Begin
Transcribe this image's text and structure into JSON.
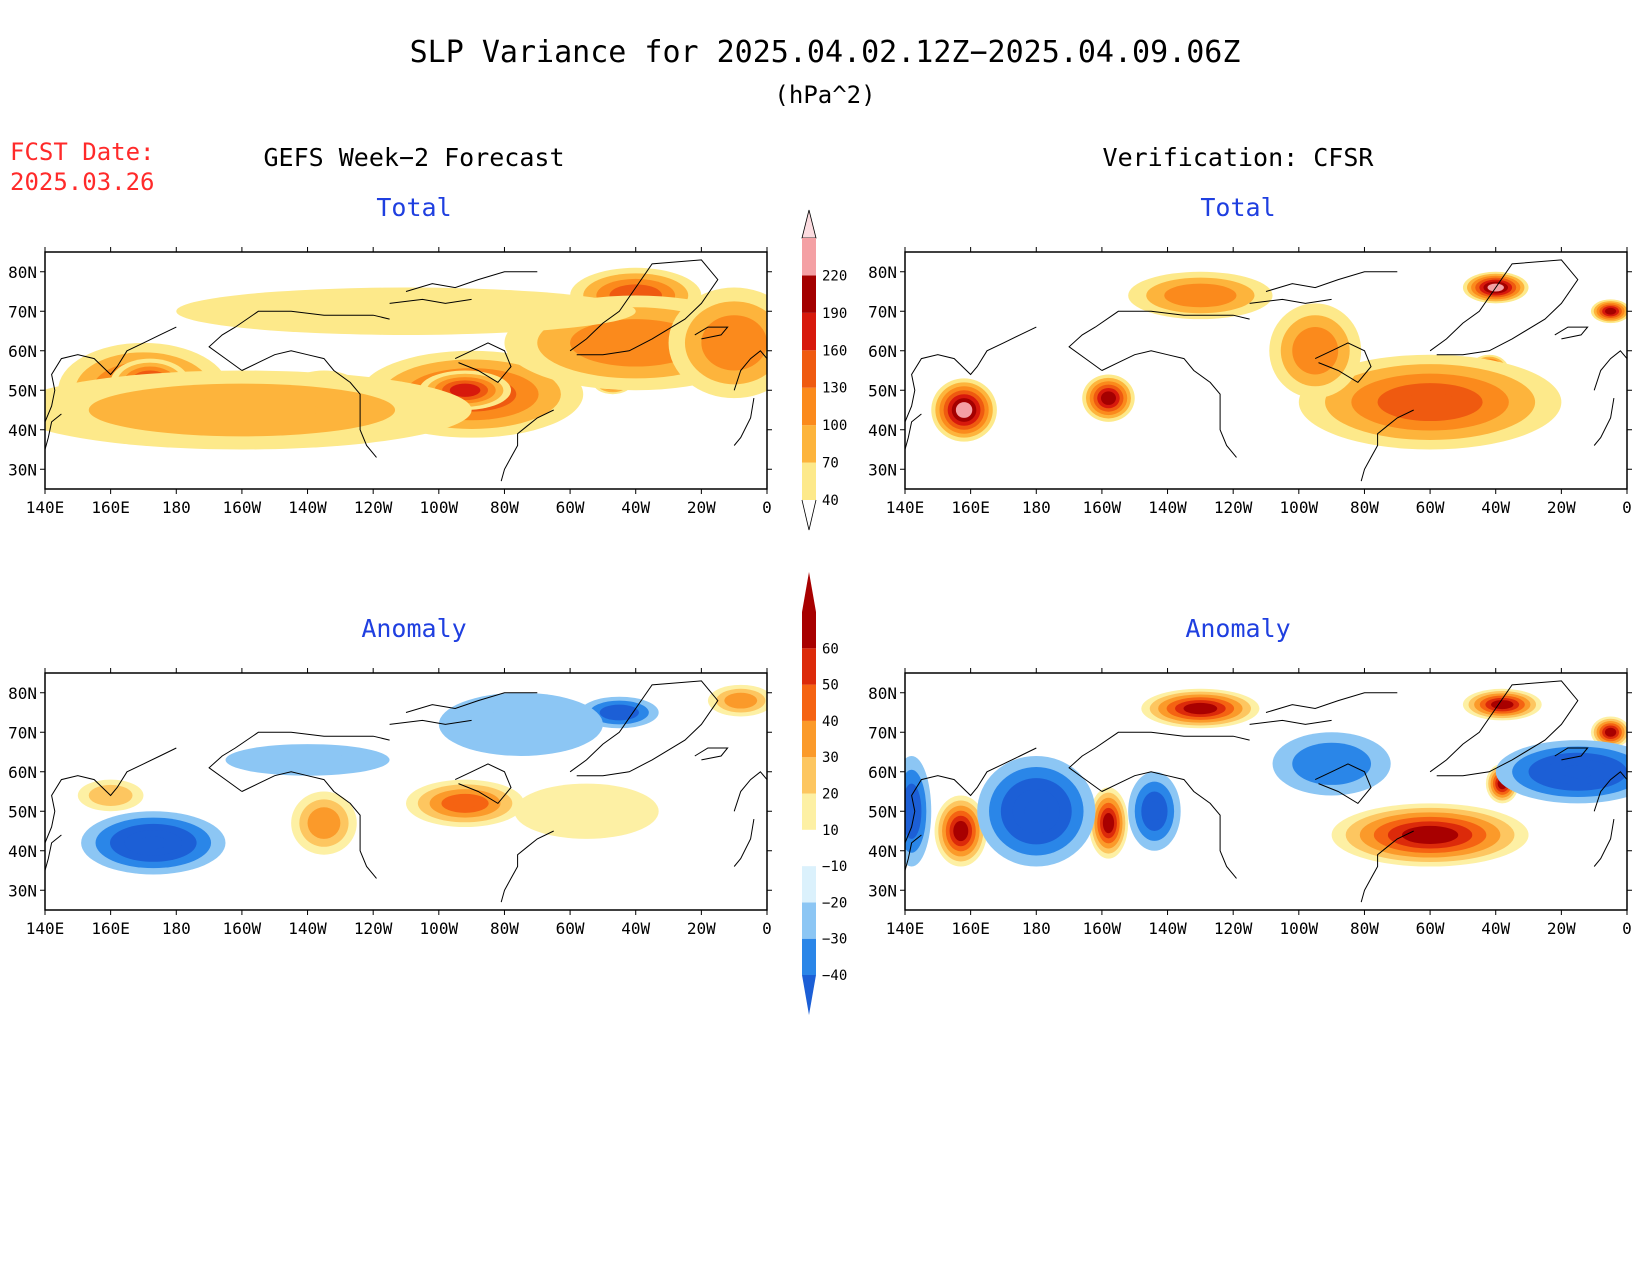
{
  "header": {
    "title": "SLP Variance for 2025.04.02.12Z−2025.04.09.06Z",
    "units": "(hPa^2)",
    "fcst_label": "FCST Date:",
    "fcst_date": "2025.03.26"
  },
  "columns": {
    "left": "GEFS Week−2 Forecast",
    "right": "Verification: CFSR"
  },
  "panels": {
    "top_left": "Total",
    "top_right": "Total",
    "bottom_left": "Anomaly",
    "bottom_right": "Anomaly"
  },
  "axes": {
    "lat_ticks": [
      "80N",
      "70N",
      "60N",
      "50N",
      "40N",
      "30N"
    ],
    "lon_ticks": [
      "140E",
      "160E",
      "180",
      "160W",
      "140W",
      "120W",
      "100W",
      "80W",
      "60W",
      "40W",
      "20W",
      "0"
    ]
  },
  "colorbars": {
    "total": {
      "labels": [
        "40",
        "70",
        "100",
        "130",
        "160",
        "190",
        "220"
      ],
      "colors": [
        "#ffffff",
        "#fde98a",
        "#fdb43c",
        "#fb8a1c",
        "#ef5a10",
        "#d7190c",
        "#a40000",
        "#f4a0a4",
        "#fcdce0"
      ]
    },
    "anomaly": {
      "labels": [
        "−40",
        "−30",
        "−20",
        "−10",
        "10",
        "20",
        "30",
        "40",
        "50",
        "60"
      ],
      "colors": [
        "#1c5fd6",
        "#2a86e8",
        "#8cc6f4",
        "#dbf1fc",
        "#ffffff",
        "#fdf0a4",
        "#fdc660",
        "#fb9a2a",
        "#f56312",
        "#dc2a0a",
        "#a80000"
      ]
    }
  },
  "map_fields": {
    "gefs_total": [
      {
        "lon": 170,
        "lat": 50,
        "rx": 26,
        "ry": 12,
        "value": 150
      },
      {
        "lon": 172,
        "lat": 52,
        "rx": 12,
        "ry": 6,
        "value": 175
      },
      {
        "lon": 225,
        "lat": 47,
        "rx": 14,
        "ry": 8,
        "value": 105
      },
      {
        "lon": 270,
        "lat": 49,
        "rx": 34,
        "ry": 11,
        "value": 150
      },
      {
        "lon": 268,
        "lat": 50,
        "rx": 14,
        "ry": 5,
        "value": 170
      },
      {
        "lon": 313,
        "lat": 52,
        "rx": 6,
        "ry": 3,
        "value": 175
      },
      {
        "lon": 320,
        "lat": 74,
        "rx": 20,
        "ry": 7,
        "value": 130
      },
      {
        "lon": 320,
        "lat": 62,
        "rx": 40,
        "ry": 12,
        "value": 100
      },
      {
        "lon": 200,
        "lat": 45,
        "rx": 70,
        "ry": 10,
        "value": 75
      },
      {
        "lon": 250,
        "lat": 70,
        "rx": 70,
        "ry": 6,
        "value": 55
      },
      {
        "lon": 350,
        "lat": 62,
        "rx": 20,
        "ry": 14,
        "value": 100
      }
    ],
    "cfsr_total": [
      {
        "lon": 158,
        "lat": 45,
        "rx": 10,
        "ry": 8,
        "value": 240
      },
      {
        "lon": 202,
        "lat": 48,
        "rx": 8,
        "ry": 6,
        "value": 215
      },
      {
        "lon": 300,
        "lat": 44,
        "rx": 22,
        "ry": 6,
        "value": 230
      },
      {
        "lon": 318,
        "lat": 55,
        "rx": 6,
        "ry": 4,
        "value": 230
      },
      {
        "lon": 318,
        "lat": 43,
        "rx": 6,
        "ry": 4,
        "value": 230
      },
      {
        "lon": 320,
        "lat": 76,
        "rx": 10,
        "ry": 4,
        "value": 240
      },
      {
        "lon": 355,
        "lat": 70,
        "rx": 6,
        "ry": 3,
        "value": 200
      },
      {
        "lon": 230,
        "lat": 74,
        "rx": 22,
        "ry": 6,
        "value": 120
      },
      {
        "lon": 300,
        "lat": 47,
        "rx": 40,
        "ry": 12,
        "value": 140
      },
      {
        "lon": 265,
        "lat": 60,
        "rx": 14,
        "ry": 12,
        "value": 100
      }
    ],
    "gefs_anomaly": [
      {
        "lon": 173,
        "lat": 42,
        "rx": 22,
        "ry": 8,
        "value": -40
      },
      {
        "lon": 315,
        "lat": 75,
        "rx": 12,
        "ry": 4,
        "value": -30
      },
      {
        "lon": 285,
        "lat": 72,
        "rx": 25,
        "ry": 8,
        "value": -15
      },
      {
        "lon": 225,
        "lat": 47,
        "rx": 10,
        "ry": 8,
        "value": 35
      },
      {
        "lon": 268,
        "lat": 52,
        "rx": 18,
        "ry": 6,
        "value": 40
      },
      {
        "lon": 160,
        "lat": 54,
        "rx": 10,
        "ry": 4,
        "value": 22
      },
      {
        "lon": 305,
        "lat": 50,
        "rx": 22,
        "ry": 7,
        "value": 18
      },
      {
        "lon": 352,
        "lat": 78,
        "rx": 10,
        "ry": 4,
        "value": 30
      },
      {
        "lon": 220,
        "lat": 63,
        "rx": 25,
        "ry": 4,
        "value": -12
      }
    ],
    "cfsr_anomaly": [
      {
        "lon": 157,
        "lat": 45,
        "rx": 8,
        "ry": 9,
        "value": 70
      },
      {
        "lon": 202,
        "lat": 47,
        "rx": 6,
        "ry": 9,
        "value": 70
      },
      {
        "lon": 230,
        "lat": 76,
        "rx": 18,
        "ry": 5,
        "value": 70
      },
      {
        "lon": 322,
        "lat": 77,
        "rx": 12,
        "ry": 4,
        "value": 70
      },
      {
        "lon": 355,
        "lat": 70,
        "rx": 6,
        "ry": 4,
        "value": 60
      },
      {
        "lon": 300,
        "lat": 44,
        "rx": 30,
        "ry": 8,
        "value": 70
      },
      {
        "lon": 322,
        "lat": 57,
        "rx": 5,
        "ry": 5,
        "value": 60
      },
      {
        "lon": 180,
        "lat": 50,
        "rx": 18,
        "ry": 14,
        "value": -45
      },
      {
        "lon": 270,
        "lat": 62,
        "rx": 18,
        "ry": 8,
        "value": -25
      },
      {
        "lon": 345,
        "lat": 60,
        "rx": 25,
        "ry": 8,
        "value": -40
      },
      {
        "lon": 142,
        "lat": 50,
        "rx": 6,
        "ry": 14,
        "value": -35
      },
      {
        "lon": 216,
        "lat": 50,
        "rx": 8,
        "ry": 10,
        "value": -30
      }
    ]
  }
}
End
What to work on »
Do not include images; quote all of the entries above exactly.

Answer for the task »
Transcribe this image's text and structure into JSON.
{
  "header": {
    "title": "SLP Variance for 2025.04.02.12Z−2025.04.09.06Z",
    "units": "(hPa^2)",
    "fcst_label": "FCST Date:",
    "fcst_date": "2025.03.26"
  },
  "columns": {
    "left": "GEFS Week−2 Forecast",
    "right": "Verification: CFSR"
  },
  "panels": {
    "top_left": "Total",
    "top_right": "Total",
    "bottom_left": "Anomaly",
    "bottom_right": "Anomaly"
  },
  "axes": {
    "lat_ticks": [
      "80N",
      "70N",
      "60N",
      "50N",
      "40N",
      "30N"
    ],
    "lon_ticks": [
      "140E",
      "160E",
      "180",
      "160W",
      "140W",
      "120W",
      "100W",
      "80W",
      "60W",
      "40W",
      "20W",
      "0"
    ]
  },
  "colorbars": {
    "total": {
      "labels": [
        "40",
        "70",
        "100",
        "130",
        "160",
        "190",
        "220"
      ],
      "colors": [
        "#ffffff",
        "#fde98a",
        "#fdb43c",
        "#fb8a1c",
        "#ef5a10",
        "#d7190c",
        "#a40000",
        "#f4a0a4",
        "#fcdce0"
      ]
    },
    "anomaly": {
      "labels": [
        "−40",
        "−30",
        "−20",
        "−10",
        "10",
        "20",
        "30",
        "40",
        "50",
        "60"
      ],
      "colors": [
        "#1c5fd6",
        "#2a86e8",
        "#8cc6f4",
        "#dbf1fc",
        "#ffffff",
        "#fdf0a4",
        "#fdc660",
        "#fb9a2a",
        "#f56312",
        "#dc2a0a",
        "#a80000"
      ]
    }
  },
  "map_fields": {
    "gefs_total": [
      {
        "lon": 170,
        "lat": 50,
        "rx": 26,
        "ry": 12,
        "value": 150
      },
      {
        "lon": 172,
        "lat": 52,
        "rx": 12,
        "ry": 6,
        "value": 175
      },
      {
        "lon": 225,
        "lat": 47,
        "rx": 14,
        "ry": 8,
        "value": 105
      },
      {
        "lon": 270,
        "lat": 49,
        "rx": 34,
        "ry": 11,
        "value": 150
      },
      {
        "lon": 268,
        "lat": 50,
        "rx": 14,
        "ry": 5,
        "value": 170
      },
      {
        "lon": 313,
        "lat": 52,
        "rx": 6,
        "ry": 3,
        "value": 175
      },
      {
        "lon": 320,
        "lat": 74,
        "rx": 20,
        "ry": 7,
        "value": 130
      },
      {
        "lon": 320,
        "lat": 62,
        "rx": 40,
        "ry": 12,
        "value": 100
      },
      {
        "lon": 200,
        "lat": 45,
        "rx": 70,
        "ry": 10,
        "value": 75
      },
      {
        "lon": 250,
        "lat": 70,
        "rx": 70,
        "ry": 6,
        "value": 55
      },
      {
        "lon": 350,
        "lat": 62,
        "rx": 20,
        "ry": 14,
        "value": 100
      }
    ],
    "cfsr_total": [
      {
        "lon": 158,
        "lat": 45,
        "rx": 10,
        "ry": 8,
        "value": 240
      },
      {
        "lon": 202,
        "lat": 48,
        "rx": 8,
        "ry": 6,
        "value": 215
      },
      {
        "lon": 300,
        "lat": 44,
        "rx": 22,
        "ry": 6,
        "value": 230
      },
      {
        "lon": 318,
        "lat": 55,
        "rx": 6,
        "ry": 4,
        "value": 230
      },
      {
        "lon": 318,
        "lat": 43,
        "rx": 6,
        "ry": 4,
        "value": 230
      },
      {
        "lon": 320,
        "lat": 76,
        "rx": 10,
        "ry": 4,
        "value": 240
      },
      {
        "lon": 355,
        "lat": 70,
        "rx": 6,
        "ry": 3,
        "value": 200
      },
      {
        "lon": 230,
        "lat": 74,
        "rx": 22,
        "ry": 6,
        "value": 120
      },
      {
        "lon": 300,
        "lat": 47,
        "rx": 40,
        "ry": 12,
        "value": 140
      },
      {
        "lon": 265,
        "lat": 60,
        "rx": 14,
        "ry": 12,
        "value": 100
      }
    ],
    "gefs_anomaly": [
      {
        "lon": 173,
        "lat": 42,
        "rx": 22,
        "ry": 8,
        "value": -40
      },
      {
        "lon": 315,
        "lat": 75,
        "rx": 12,
        "ry": 4,
        "value": -30
      },
      {
        "lon": 285,
        "lat": 72,
        "rx": 25,
        "ry": 8,
        "value": -15
      },
      {
        "lon": 225,
        "lat": 47,
        "rx": 10,
        "ry": 8,
        "value": 35
      },
      {
        "lon": 268,
        "lat": 52,
        "rx": 18,
        "ry": 6,
        "value": 40
      },
      {
        "lon": 160,
        "lat": 54,
        "rx": 10,
        "ry": 4,
        "value": 22
      },
      {
        "lon": 305,
        "lat": 50,
        "rx": 22,
        "ry": 7,
        "value": 18
      },
      {
        "lon": 352,
        "lat": 78,
        "rx": 10,
        "ry": 4,
        "value": 30
      },
      {
        "lon": 220,
        "lat": 63,
        "rx": 25,
        "ry": 4,
        "value": -12
      }
    ],
    "cfsr_anomaly": [
      {
        "lon": 157,
        "lat": 45,
        "rx": 8,
        "ry": 9,
        "value": 70
      },
      {
        "lon": 202,
        "lat": 47,
        "rx": 6,
        "ry": 9,
        "value": 70
      },
      {
        "lon": 230,
        "lat": 76,
        "rx": 18,
        "ry": 5,
        "value": 70
      },
      {
        "lon": 322,
        "lat": 77,
        "rx": 12,
        "ry": 4,
        "value": 70
      },
      {
        "lon": 355,
        "lat": 70,
        "rx": 6,
        "ry": 4,
        "value": 60
      },
      {
        "lon": 300,
        "lat": 44,
        "rx": 30,
        "ry": 8,
        "value": 70
      },
      {
        "lon": 322,
        "lat": 57,
        "rx": 5,
        "ry": 5,
        "value": 60
      },
      {
        "lon": 180,
        "lat": 50,
        "rx": 18,
        "ry": 14,
        "value": -45
      },
      {
        "lon": 270,
        "lat": 62,
        "rx": 18,
        "ry": 8,
        "value": -25
      },
      {
        "lon": 345,
        "lat": 60,
        "rx": 25,
        "ry": 8,
        "value": -40
      },
      {
        "lon": 142,
        "lat": 50,
        "rx": 6,
        "ry": 14,
        "value": -35
      },
      {
        "lon": 216,
        "lat": 50,
        "rx": 8,
        "ry": 10,
        "value": -30
      }
    ]
  }
}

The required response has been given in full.